## Stored dataset items
□ □ □ □ □

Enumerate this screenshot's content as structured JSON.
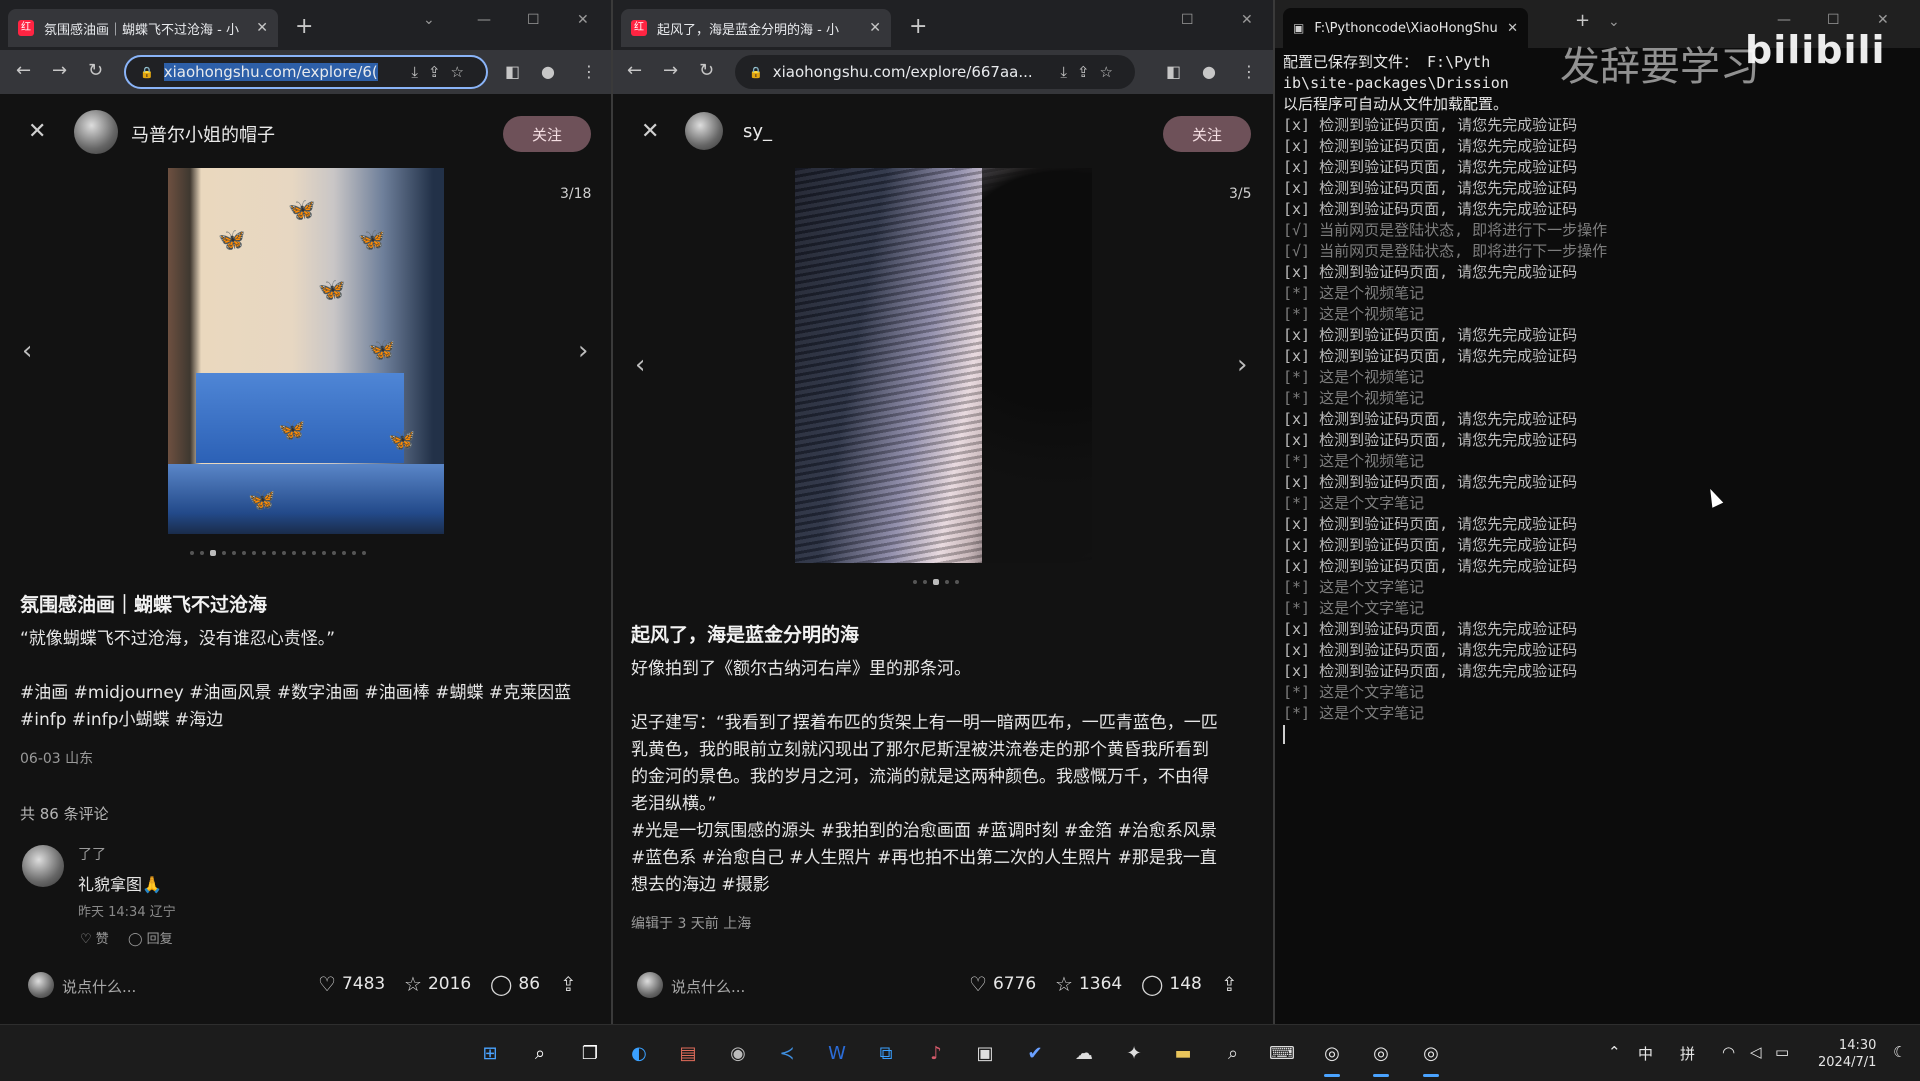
{
  "browser_left": {
    "tab_title": "氛围感油画｜蝴蝶飞不过沧海 - 小",
    "url": "xiaohongshu.com/explore/6(",
    "author": "马普尔小姐的帽子",
    "follow": "关注",
    "counter": "3/18",
    "title": "氛围感油画｜蝴蝶飞不过沧海",
    "quote": "“就像蝴蝶飞不过沧海，没有谁忍心责怪。”",
    "tags_line1": "#油画 #midjourney #油画风景 #数字油画 #油画棒 #蝴蝶 #克莱因蓝",
    "tags_line2": "#infp #infp小蝴蝶 #海边",
    "date_loc": "06-03 山东",
    "comment_count": "共 86 条评论",
    "comment": {
      "name": "了了",
      "text": "礼貌拿图🙏",
      "meta": "昨天 14:34 辽宁",
      "like": "♡ 赞",
      "reply": "◯ 回复"
    },
    "say": "说点什么...",
    "likes": "7483",
    "stars": "2016",
    "comments": "86"
  },
  "browser_mid": {
    "tab_title": "起风了，海是蓝金分明的海 - 小",
    "url": "xiaohongshu.com/explore/667aa...",
    "author": "sy_",
    "follow": "关注",
    "counter": "3/5",
    "title": "起风了，海是蓝金分明的海",
    "line1": "好像拍到了《额尔古纳河右岸》里的那条河。",
    "para": [
      "迟子建写：“我看到了摆着布匹的货架上有一明一暗两匹布，一匹青蓝色，一匹",
      "乳黄色，我的眼前立刻就闪现出了那尔尼斯涅被洪流卷走的那个黄昏我所看到",
      "的金河的景色。我的岁月之河，流淌的就是这两种颜色。我感慨万千，不由得",
      "老泪纵横。”"
    ],
    "tags": [
      "#光是一切氛围感的源头 #我拍到的治愈画面 #蓝调时刻 #金箔 #治愈系风景",
      "#蓝色系 #治愈自己 #人生照片 #再也拍不出第二次的人生照片 #那是我一直",
      "想去的海边 #摄影"
    ],
    "edited": "编辑于 3 天前 上海",
    "say": "说点什么...",
    "likes": "6776",
    "stars": "1364",
    "comments": "148"
  },
  "terminal": {
    "tab_title": "F:\\Pythoncode\\XiaoHongShu",
    "lines": [
      {
        "t": "配置已保存到文件： F:\\Pyth",
        "c": "#e6e6e6"
      },
      {
        "t": "ib\\site-packages\\Drission",
        "c": "#e6e6e6"
      },
      {
        "t": "以后程序可自动从文件加载配置。",
        "c": "#e6e6e6"
      },
      {
        "t": "[x] 检测到验证码页面, 请您先完成验证码",
        "c": "#bdbdbd"
      },
      {
        "t": "[x] 检测到验证码页面, 请您先完成验证码",
        "c": "#bdbdbd"
      },
      {
        "t": "[x] 检测到验证码页面, 请您先完成验证码",
        "c": "#bdbdbd"
      },
      {
        "t": "[x] 检测到验证码页面, 请您先完成验证码",
        "c": "#bdbdbd"
      },
      {
        "t": "[x] 检测到验证码页面, 请您先完成验证码",
        "c": "#bdbdbd"
      },
      {
        "t": "[√] 当前网页是登陆状态, 即将进行下一步操作",
        "c": "#7e7e7e"
      },
      {
        "t": "[√] 当前网页是登陆状态, 即将进行下一步操作",
        "c": "#7e7e7e"
      },
      {
        "t": "[x] 检测到验证码页面, 请您先完成验证码",
        "c": "#bdbdbd"
      },
      {
        "t": "[*] 这是个视频笔记",
        "c": "#7e7e7e"
      },
      {
        "t": "[*] 这是个视频笔记",
        "c": "#7e7e7e"
      },
      {
        "t": "[x] 检测到验证码页面, 请您先完成验证码",
        "c": "#bdbdbd"
      },
      {
        "t": "[x] 检测到验证码页面, 请您先完成验证码",
        "c": "#bdbdbd"
      },
      {
        "t": "[*] 这是个视频笔记",
        "c": "#7e7e7e"
      },
      {
        "t": "[*] 这是个视频笔记",
        "c": "#7e7e7e"
      },
      {
        "t": "[x] 检测到验证码页面, 请您先完成验证码",
        "c": "#bdbdbd"
      },
      {
        "t": "[x] 检测到验证码页面, 请您先完成验证码",
        "c": "#bdbdbd"
      },
      {
        "t": "[*] 这是个视频笔记",
        "c": "#7e7e7e"
      },
      {
        "t": "[x] 检测到验证码页面, 请您先完成验证码",
        "c": "#bdbdbd"
      },
      {
        "t": "[*] 这是个文字笔记",
        "c": "#7e7e7e"
      },
      {
        "t": "[x] 检测到验证码页面, 请您先完成验证码",
        "c": "#bdbdbd"
      },
      {
        "t": "[x] 检测到验证码页面, 请您先完成验证码",
        "c": "#bdbdbd"
      },
      {
        "t": "[x] 检测到验证码页面, 请您先完成验证码",
        "c": "#bdbdbd"
      },
      {
        "t": "[*] 这是个文字笔记",
        "c": "#7e7e7e"
      },
      {
        "t": "[*] 这是个文字笔记",
        "c": "#7e7e7e"
      },
      {
        "t": "[x] 检测到验证码页面, 请您先完成验证码",
        "c": "#bdbdbd"
      },
      {
        "t": "[x] 检测到验证码页面, 请您先完成验证码",
        "c": "#bdbdbd"
      },
      {
        "t": "[x] 检测到验证码页面, 请您先完成验证码",
        "c": "#bdbdbd"
      },
      {
        "t": "[*] 这是个文字笔记",
        "c": "#7e7e7e"
      },
      {
        "t": "[*] 这是个文字笔记",
        "c": "#7e7e7e"
      }
    ]
  },
  "watermark": {
    "brand": "bilibili",
    "cn": "发辞要学习"
  },
  "taskbar": {
    "ime_lang": "中",
    "ime_mode": "拼",
    "time": "14:30",
    "date": "2024/7/1"
  },
  "colors": {
    "follow_bg": "#6e5159",
    "accent": "#ff2442",
    "url_sel": "#2d5fa8"
  }
}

□ □ □ □ □

## DIRECTIONS FOR THIS TASK
Pull out all lines containing the word "explore" from the entries above.

## REPLY
    "url": "xiaohongshu.com/explore/6(",
    "url": "xiaohongshu.com/explore/667aa...",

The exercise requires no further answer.